▶ **EXTRAIT DU DOCUMENT**
:::::
Paragraphe 2 : De la constitution de
sûretés sur le bien réservé
Les relations entre le débiteur et le
sous-acquéreur impliquant le bien objet de clause de réserve de
propriété, ont très souvent des incidences graves sur le
droit du réservataire. L'acheteur-revendeur dans ses relations
d'affaires avec le sous-acquéreur peut lui consentir des
sûretés ou garanties. L'objet de ces sûretés et
garanties peut être le bien initialement vendu avec une clause de
réserve de propriété. Dans ces conditions, il pourrait
donc y avoir conflit entre le créancier réservataire qui
revendique le prix et le sous-acquéreur qui entend faire jouer sa
garantie. Ce conflit a pour conséquence de porter atteinte au droit du
propriétaire, surtout lorsque le sous-acquéreur
bénéficie d'un droit de rétention.
:::::
▶ **SECTION DES DONNÉES**
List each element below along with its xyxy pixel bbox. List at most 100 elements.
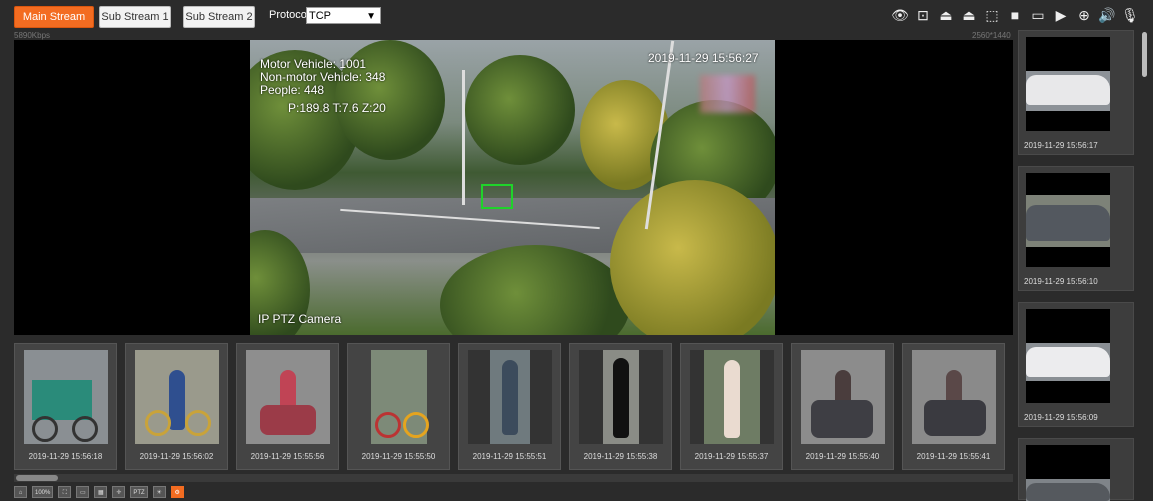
:::::
▶ **TRAVAIL À FAIRE**
**a)** Résumez en deux phrases l'extrait consacré aux sûretés constituées sur le bien réservé.
**b)** Selon l'extrait sur les sûretés constituées sur le bien réservé, dans quel cas l'atteinte au droit du propriétaire est-elle surtout marquée ?
Les lignes proviennent d'une source distincte de celle de l'extrait.

▶ **RÉPONSES PAR CONSIGNE**
**a)** L'acheteur-revendeur peut consentir au sous-acquéreur des sûretés ou garanties portant sur le bien initialement vendu avec une clause de réserve de propriété. Il peut alors naître un conflit entre le créancier réservataire, qui revendique le prix, et le sous-acquéreur, qui entend faire jouer sa garantie, ce qui porte atteinte au droit du propriétaire, surtout si le sous-acquéreur bénéficie d'un droit de rétention.

**b)** Lorsque le sous-acquéreur bénéficie d'un droit de rétention.